| EXERCISE DETAILS |
An exact reproduction of the records is required, with all images left out.

Collected data entries:
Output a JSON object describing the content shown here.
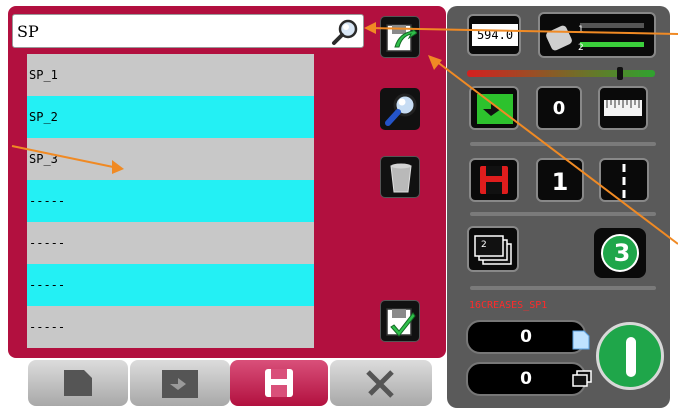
{
  "search": {
    "value": "SP"
  },
  "list": {
    "items": [
      {
        "label": "SP_1",
        "color": "gray"
      },
      {
        "label": "SP_2",
        "color": "cyan"
      },
      {
        "label": "SP_3",
        "color": "gray"
      },
      {
        "label": "-----",
        "color": "cyan"
      },
      {
        "label": "-----",
        "color": "gray"
      },
      {
        "label": "-----",
        "color": "cyan"
      },
      {
        "label": "-----",
        "color": "gray"
      }
    ]
  },
  "right": {
    "length_value": "594.0",
    "mode_value": "0",
    "program_number": "1",
    "copies_label": "2",
    "speed_number": "3",
    "job_name": "16CREASES_SP1",
    "counter_docs": "0",
    "counter_sets": "0"
  },
  "colors": {
    "panel": "#b2103f",
    "cyan": "#23f0f4",
    "row_gray": "#c8c8c8",
    "right_panel": "#5a5a5a",
    "start_green": "#1fa64a",
    "arrow": "#f08a24"
  },
  "icons": [
    "search-icon",
    "save-export-icon",
    "magnifier-icon",
    "trash-icon",
    "load-icon",
    "document-tab-icon",
    "crease-tab-icon",
    "save-tab-icon",
    "tools-tab-icon",
    "roller-icon",
    "ruler-icon",
    "floppy-icon",
    "dashed-line-icon",
    "stack-icon",
    "doc-icon",
    "sets-icon",
    "start-icon"
  ]
}
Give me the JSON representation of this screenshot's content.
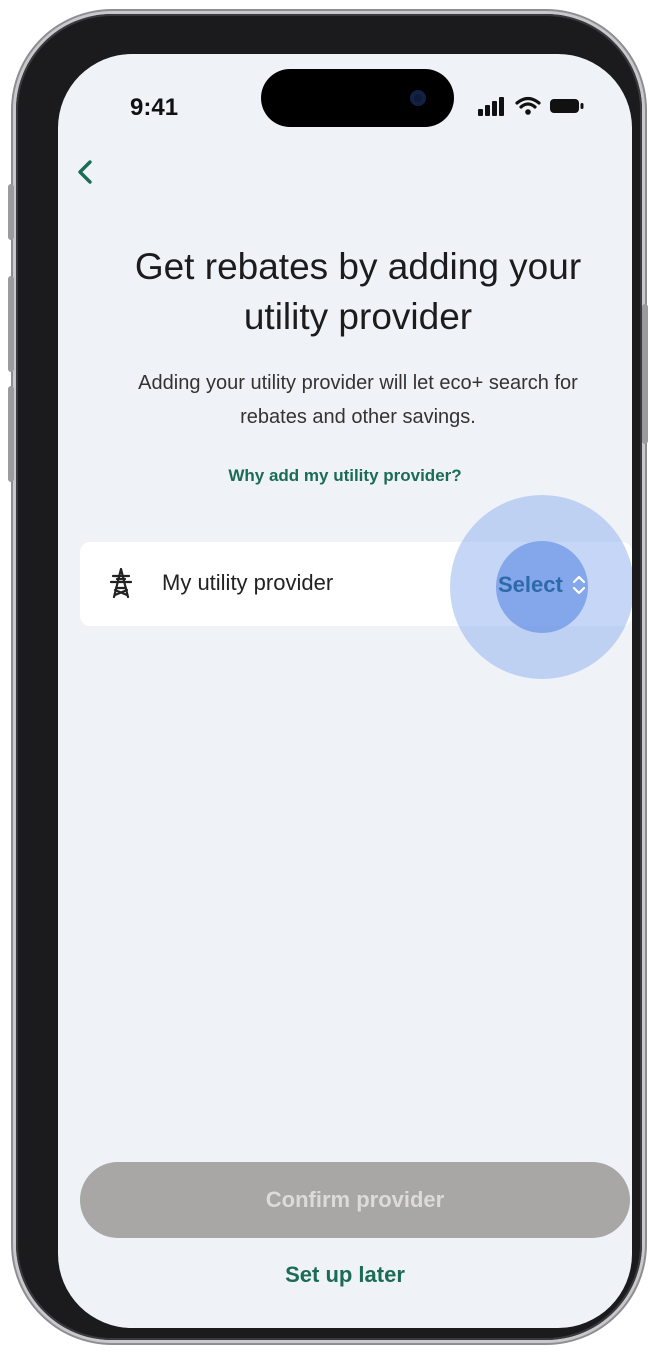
{
  "status_bar": {
    "time": "9:41"
  },
  "header": {
    "back_icon": "chevron-left-icon"
  },
  "content": {
    "title": "Get rebates by adding your utility provider",
    "subtitle": "Adding your utility provider will let eco+ search for rebates and other savings.",
    "why_link": "Why add my utility provider?"
  },
  "provider_selector": {
    "icon": "power-tower-icon",
    "label": "My utility provider",
    "select_label": "Select",
    "select_icon": "chevron-up-down-icon"
  },
  "footer": {
    "confirm_label": "Confirm provider",
    "setup_later_label": "Set up later"
  },
  "colors": {
    "accent_green": "#1b6b56",
    "screen_bg": "#eff3f7",
    "disabled_button": "#a9a6a6",
    "tap_highlight": "#7c9ee8"
  }
}
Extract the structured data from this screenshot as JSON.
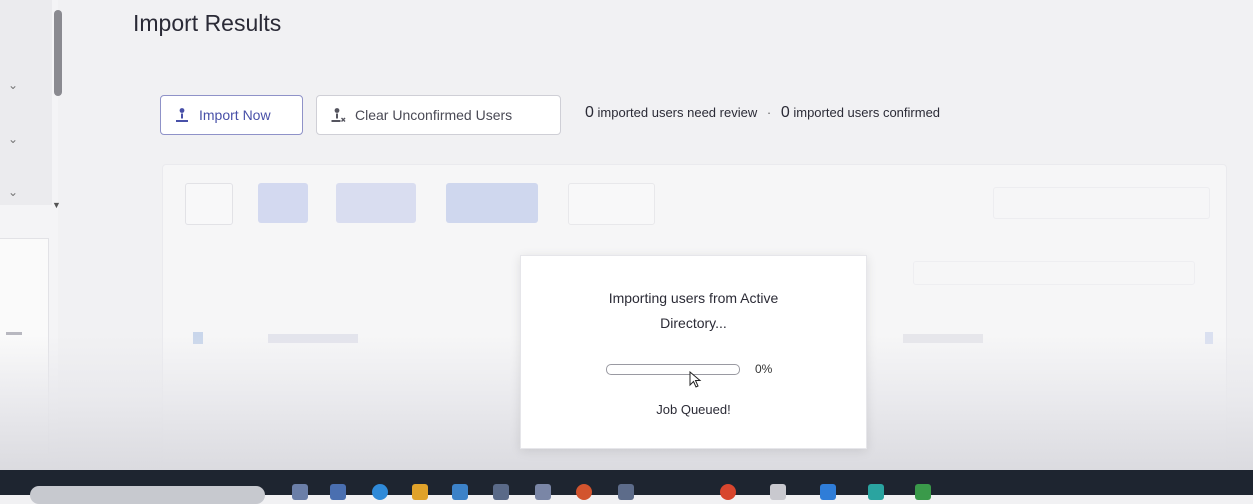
{
  "page": {
    "title": "Import Results"
  },
  "toolbar": {
    "import_label": "Import Now",
    "clear_label": "Clear Unconfirmed Users"
  },
  "stats": {
    "review_count": "0",
    "review_label": "imported users need review",
    "separator": "·",
    "confirmed_count": "0",
    "confirmed_label": "imported users confirmed"
  },
  "dialog": {
    "message_line1": "Importing users from Active",
    "message_line2": "Directory...",
    "progress_value": 0,
    "progress_text": "0%",
    "status": "Job Queued!"
  },
  "colors": {
    "accent": "#4850a8",
    "progress_fill": "#4a8fe0",
    "taskbar": "#1e2530"
  }
}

| WRITTEN REPLY |
Output a JSON object describing the content shown here.
{
  "search": {
    "value": "SP"
  },
  "list": {
    "items": [
      {
        "label": "SP_1",
        "color": "gray"
      },
      {
        "label": "SP_2",
        "color": "cyan"
      },
      {
        "label": "SP_3",
        "color": "gray"
      },
      {
        "label": "-----",
        "color": "cyan"
      },
      {
        "label": "-----",
        "color": "gray"
      },
      {
        "label": "-----",
        "color": "cyan"
      },
      {
        "label": "-----",
        "color": "gray"
      }
    ]
  },
  "right": {
    "length_value": "594.0",
    "mode_value": "0",
    "program_number": "1",
    "copies_label": "2",
    "speed_number": "3",
    "job_name": "16CREASES_SP1",
    "counter_docs": "0",
    "counter_sets": "0"
  },
  "colors": {
    "panel": "#b2103f",
    "cyan": "#23f0f4",
    "row_gray": "#c8c8c8",
    "right_panel": "#5a5a5a",
    "start_green": "#1fa64a",
    "arrow": "#f08a24"
  },
  "icons": [
    "search-icon",
    "save-export-icon",
    "magnifier-icon",
    "trash-icon",
    "load-icon",
    "document-tab-icon",
    "crease-tab-icon",
    "save-tab-icon",
    "tools-tab-icon",
    "roller-icon",
    "ruler-icon",
    "floppy-icon",
    "dashed-line-icon",
    "stack-icon",
    "doc-icon",
    "sets-icon",
    "start-icon"
  ]
}
Give me the JSON representation of this screenshot's content.
{
  "status_bar": {
    "time": "9:41"
  },
  "header": {
    "back_icon": "chevron-left-icon"
  },
  "content": {
    "title": "Get rebates by adding your utility provider",
    "subtitle": "Adding your utility provider will let eco+ search for rebates and other savings.",
    "why_link": "Why add my utility provider?"
  },
  "provider_selector": {
    "icon": "power-tower-icon",
    "label": "My utility provider",
    "select_label": "Select",
    "select_icon": "chevron-up-down-icon"
  },
  "footer": {
    "confirm_label": "Confirm provider",
    "setup_later_label": "Set up later"
  },
  "colors": {
    "accent_green": "#1b6b56",
    "screen_bg": "#eff3f7",
    "disabled_button": "#a9a6a6",
    "tap_highlight": "#7c9ee8"
  }
}
Extract the structured data from this screenshot as JSON.
{
  "page": {
    "title": "Import Results"
  },
  "toolbar": {
    "import_label": "Import Now",
    "clear_label": "Clear Unconfirmed Users"
  },
  "stats": {
    "review_count": "0",
    "review_label": "imported users need review",
    "separator": "·",
    "confirmed_count": "0",
    "confirmed_label": "imported users confirmed"
  },
  "dialog": {
    "message_line1": "Importing users from Active",
    "message_line2": "Directory...",
    "progress_value": 0,
    "progress_text": "0%",
    "status": "Job Queued!"
  },
  "colors": {
    "accent": "#4850a8",
    "progress_fill": "#4a8fe0",
    "taskbar": "#1e2530"
  }
}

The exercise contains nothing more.